PROMPT.
Copy out the lines that include the word "filled".

Figure collection entries:
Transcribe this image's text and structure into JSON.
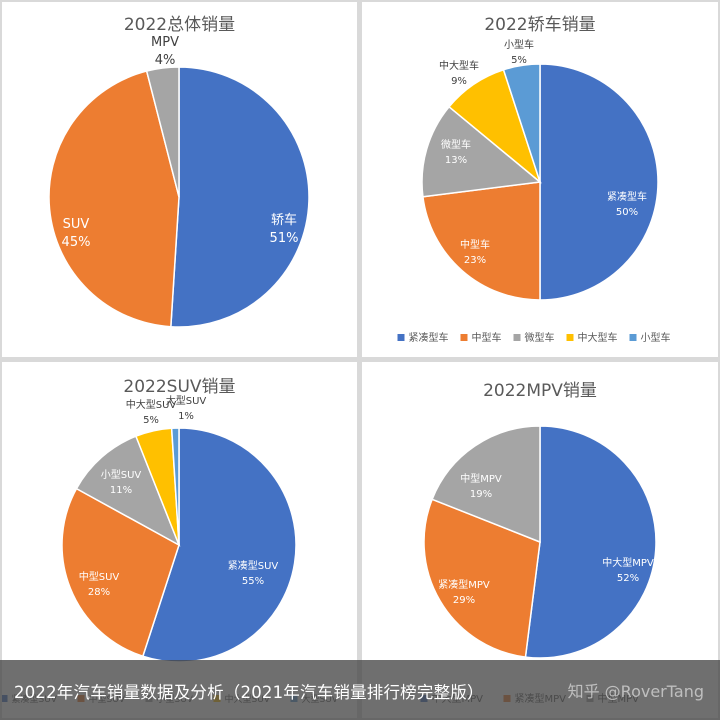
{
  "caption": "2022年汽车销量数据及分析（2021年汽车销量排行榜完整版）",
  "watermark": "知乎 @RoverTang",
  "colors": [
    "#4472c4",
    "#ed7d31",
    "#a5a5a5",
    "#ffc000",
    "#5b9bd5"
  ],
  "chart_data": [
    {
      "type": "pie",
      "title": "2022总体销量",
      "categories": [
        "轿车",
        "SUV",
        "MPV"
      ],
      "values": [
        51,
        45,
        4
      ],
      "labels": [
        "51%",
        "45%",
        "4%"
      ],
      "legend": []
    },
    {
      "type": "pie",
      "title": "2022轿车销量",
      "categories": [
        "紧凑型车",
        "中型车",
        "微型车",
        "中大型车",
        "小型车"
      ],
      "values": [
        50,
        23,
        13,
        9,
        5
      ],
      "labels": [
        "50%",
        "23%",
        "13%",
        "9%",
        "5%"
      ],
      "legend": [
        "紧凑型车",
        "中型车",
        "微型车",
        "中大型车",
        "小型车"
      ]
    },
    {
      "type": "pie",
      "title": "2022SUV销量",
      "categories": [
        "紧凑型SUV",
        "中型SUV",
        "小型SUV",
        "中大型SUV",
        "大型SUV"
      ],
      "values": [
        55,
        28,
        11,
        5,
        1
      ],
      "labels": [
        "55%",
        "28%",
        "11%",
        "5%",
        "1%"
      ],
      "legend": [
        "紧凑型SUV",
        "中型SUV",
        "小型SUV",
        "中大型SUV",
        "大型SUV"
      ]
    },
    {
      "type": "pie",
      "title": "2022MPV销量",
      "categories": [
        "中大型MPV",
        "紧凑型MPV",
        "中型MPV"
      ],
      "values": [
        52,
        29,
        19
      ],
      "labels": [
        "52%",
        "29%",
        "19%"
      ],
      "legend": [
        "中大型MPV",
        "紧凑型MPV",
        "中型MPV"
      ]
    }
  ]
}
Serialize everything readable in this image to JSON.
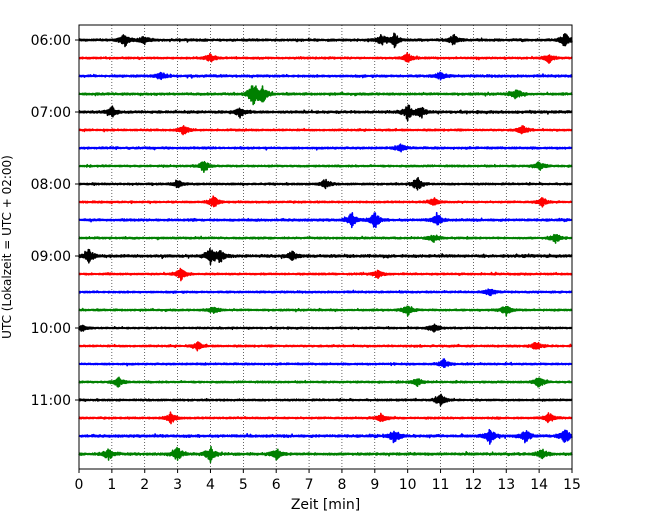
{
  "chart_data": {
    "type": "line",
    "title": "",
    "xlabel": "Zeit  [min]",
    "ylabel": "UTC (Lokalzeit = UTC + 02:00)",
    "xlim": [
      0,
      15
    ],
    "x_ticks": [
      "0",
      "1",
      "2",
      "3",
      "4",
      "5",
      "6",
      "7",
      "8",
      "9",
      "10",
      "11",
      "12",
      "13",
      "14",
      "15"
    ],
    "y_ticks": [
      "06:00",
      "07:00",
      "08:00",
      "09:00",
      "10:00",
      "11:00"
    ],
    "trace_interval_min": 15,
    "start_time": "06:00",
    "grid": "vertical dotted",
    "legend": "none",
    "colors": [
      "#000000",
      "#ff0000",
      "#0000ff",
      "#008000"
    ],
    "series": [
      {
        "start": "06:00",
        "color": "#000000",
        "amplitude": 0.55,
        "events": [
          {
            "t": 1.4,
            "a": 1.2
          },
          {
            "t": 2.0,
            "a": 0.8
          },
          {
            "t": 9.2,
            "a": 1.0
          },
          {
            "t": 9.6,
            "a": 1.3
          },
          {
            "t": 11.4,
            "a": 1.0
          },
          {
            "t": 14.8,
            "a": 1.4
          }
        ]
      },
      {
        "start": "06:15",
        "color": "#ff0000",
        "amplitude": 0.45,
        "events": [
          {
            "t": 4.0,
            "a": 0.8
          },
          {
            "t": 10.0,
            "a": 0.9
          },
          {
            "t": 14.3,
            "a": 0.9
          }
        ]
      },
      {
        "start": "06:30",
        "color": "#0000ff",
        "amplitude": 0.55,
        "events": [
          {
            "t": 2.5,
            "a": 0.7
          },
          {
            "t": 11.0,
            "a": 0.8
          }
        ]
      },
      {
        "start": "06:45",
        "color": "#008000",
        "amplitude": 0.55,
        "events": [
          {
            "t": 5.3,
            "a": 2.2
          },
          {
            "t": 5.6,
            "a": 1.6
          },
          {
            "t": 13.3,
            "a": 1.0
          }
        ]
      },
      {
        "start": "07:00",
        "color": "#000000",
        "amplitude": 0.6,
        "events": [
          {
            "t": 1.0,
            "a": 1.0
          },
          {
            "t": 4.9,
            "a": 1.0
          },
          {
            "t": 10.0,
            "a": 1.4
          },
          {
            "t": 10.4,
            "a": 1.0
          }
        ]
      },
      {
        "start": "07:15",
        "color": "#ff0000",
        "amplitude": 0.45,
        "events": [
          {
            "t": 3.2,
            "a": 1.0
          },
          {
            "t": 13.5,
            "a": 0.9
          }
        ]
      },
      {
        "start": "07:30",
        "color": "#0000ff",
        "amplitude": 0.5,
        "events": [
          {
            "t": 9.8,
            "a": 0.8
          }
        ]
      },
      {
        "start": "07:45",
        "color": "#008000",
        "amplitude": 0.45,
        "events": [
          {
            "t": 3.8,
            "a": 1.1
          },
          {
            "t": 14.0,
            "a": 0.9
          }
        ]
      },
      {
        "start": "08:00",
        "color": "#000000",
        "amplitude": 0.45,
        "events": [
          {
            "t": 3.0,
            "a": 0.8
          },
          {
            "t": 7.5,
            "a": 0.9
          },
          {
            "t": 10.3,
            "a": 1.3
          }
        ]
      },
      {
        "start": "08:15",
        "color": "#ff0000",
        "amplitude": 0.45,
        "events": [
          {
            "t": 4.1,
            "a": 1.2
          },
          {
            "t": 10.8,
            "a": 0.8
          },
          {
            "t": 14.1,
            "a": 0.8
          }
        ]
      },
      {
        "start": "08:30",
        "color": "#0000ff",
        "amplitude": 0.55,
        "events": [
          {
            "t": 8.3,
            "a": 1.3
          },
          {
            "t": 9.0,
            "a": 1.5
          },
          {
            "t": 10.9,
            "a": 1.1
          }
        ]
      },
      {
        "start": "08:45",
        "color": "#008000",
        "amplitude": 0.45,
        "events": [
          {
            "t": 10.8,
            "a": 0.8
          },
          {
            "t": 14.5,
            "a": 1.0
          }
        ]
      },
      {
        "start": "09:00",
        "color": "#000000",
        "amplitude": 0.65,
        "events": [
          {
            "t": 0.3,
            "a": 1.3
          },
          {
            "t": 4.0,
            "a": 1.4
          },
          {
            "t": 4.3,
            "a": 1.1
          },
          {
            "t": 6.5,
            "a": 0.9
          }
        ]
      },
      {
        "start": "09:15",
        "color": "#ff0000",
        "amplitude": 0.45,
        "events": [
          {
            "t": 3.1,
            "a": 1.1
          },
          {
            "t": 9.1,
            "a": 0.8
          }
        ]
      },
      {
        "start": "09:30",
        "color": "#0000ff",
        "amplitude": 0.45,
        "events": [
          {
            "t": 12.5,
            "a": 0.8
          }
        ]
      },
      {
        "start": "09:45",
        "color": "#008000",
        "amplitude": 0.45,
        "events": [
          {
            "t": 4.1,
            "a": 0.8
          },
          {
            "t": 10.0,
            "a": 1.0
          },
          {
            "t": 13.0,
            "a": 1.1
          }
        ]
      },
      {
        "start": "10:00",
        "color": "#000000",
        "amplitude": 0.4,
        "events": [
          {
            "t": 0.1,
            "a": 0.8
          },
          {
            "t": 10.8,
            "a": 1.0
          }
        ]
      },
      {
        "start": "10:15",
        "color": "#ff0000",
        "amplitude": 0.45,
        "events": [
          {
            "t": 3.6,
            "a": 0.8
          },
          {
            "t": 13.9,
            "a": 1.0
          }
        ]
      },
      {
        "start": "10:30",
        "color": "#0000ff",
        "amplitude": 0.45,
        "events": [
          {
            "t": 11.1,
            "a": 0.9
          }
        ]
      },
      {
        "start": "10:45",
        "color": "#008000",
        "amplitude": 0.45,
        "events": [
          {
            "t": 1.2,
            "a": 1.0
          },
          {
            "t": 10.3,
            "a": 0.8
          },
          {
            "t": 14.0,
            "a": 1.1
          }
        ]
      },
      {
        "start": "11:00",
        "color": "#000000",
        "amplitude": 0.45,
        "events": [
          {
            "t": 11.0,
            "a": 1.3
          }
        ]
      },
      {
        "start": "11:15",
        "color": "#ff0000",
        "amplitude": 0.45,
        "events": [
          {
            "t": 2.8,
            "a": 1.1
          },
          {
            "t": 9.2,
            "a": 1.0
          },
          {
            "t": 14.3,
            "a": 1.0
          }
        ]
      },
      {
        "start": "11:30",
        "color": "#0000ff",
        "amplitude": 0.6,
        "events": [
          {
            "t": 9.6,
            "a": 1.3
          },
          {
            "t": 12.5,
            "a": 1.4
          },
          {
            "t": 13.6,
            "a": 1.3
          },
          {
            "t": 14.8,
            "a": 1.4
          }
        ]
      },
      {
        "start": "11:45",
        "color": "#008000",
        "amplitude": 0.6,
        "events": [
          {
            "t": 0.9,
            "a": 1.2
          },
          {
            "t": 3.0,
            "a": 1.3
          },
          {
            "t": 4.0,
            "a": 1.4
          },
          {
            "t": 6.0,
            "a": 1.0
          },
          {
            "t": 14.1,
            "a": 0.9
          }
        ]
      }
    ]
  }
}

--

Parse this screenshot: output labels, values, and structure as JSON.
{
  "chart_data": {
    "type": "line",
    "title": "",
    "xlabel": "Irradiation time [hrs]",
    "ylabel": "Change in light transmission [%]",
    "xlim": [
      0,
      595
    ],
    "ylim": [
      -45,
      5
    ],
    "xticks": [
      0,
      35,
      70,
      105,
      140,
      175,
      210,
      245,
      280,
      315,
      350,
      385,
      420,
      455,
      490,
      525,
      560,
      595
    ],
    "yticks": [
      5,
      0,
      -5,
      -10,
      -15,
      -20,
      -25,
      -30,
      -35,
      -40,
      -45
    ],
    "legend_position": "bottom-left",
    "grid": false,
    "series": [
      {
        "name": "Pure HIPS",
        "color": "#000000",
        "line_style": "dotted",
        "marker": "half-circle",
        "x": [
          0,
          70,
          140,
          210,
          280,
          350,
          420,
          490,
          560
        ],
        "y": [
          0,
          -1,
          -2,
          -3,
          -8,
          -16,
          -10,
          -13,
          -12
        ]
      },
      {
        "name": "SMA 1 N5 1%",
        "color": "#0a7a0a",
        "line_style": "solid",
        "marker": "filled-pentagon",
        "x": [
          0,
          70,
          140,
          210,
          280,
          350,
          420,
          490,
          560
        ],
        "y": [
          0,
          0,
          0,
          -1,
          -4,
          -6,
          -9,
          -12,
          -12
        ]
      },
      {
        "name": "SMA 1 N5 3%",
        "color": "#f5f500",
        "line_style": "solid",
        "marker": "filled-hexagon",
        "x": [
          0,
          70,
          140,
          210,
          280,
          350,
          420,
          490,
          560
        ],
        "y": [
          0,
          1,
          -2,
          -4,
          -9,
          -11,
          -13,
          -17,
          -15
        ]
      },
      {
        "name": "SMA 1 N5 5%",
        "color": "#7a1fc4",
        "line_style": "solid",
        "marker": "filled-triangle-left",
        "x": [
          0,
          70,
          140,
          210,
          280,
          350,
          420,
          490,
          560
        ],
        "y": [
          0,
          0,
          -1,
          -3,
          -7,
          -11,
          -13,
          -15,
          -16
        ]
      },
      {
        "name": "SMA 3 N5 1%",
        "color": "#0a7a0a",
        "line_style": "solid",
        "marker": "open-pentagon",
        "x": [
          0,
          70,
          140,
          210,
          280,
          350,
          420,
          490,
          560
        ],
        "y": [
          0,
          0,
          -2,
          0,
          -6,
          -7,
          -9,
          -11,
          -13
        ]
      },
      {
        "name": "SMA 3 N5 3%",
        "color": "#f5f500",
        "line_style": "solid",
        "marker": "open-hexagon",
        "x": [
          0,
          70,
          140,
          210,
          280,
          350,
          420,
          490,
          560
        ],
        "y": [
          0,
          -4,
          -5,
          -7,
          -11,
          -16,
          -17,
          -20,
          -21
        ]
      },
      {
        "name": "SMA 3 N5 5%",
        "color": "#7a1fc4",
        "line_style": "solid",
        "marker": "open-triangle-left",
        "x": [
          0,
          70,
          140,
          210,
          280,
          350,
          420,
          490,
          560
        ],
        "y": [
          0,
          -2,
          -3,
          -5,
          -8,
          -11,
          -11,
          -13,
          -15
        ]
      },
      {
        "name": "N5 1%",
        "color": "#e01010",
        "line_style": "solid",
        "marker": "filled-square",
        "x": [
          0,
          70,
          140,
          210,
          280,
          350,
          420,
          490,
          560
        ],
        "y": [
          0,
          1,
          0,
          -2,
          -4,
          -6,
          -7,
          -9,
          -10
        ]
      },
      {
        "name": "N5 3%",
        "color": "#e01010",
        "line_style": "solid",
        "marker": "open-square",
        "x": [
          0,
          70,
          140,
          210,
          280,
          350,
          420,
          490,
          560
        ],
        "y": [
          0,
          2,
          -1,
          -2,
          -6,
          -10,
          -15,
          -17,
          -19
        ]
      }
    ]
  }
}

...

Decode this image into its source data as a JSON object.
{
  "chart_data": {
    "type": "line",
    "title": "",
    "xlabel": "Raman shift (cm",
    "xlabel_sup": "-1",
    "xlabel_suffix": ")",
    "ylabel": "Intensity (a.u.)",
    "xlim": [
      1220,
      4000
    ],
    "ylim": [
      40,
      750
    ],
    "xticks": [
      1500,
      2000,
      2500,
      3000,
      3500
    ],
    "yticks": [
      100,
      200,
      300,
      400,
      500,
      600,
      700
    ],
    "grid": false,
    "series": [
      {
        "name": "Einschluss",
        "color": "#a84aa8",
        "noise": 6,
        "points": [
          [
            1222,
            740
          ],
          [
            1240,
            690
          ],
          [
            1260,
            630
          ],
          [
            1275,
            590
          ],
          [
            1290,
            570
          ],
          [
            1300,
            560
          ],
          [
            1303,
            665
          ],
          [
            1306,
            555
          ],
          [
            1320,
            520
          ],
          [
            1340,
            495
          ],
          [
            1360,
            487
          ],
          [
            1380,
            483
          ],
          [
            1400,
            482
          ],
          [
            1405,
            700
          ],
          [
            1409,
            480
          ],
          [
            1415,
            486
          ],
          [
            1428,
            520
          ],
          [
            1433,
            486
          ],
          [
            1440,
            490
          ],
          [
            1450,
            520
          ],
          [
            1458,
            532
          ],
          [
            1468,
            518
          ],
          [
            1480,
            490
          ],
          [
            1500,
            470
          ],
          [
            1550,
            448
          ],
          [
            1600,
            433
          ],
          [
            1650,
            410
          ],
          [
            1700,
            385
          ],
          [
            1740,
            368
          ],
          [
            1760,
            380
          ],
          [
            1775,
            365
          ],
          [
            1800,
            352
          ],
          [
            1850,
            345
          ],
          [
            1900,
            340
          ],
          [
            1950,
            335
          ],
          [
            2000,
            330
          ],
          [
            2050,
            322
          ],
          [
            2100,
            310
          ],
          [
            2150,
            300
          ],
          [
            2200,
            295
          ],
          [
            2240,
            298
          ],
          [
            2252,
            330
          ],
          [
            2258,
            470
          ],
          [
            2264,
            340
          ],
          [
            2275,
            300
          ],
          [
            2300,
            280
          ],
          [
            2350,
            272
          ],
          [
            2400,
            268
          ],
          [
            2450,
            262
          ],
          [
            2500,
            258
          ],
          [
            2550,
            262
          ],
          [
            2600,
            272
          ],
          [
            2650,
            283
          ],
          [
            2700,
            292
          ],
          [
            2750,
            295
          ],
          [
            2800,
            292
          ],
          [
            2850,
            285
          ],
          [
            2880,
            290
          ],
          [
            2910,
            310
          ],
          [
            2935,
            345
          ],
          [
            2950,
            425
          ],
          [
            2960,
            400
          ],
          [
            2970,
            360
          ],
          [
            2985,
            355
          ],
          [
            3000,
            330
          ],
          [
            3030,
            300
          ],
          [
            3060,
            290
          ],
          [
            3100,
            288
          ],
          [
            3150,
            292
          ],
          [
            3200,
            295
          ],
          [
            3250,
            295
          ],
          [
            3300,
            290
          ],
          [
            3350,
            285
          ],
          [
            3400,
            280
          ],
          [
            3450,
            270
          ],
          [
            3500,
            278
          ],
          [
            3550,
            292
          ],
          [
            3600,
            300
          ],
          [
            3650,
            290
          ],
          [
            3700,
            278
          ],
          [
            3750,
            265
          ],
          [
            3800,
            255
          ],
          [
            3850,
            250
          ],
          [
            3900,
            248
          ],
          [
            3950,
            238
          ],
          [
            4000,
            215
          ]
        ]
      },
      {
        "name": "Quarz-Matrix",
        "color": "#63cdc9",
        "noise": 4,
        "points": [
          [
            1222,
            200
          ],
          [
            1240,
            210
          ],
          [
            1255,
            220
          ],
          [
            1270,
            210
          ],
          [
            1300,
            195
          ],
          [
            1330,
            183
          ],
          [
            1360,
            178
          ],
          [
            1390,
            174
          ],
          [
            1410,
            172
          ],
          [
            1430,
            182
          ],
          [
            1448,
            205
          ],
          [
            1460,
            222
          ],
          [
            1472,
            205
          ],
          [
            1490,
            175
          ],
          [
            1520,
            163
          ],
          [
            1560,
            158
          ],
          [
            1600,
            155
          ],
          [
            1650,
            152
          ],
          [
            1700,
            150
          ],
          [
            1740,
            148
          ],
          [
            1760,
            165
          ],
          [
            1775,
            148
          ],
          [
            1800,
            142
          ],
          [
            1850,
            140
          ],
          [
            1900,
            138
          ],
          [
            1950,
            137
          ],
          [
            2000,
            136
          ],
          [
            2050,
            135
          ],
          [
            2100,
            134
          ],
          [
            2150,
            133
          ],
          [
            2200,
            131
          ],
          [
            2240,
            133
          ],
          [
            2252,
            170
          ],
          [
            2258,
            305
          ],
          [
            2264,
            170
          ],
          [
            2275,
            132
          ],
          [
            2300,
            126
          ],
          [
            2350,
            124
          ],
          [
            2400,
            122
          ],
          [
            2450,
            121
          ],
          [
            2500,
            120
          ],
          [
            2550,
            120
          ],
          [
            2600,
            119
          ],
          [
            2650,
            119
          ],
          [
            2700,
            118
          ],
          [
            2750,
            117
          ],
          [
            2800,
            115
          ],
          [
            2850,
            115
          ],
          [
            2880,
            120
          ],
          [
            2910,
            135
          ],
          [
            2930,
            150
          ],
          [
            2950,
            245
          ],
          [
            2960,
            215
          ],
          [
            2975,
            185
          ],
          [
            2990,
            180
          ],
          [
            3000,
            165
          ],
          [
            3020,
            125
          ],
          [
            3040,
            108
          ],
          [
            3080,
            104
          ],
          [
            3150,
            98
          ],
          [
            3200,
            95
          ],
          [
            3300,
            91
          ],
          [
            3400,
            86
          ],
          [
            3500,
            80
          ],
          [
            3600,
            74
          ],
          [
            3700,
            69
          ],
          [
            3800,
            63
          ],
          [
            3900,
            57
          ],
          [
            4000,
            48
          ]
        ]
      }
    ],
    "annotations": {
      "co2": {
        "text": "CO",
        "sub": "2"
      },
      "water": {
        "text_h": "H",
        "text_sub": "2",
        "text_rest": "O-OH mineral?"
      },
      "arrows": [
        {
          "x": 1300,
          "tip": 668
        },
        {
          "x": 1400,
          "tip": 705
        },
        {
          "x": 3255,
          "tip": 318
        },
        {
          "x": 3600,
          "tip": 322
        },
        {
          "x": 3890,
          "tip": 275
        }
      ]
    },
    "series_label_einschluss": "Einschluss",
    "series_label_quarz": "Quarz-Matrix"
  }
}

TASK RESULT.
        "marker": "filled-pentagon",
        "marker": "filled-hexagon",
        "marker": "filled-triangle-left",
        "marker": "filled-square",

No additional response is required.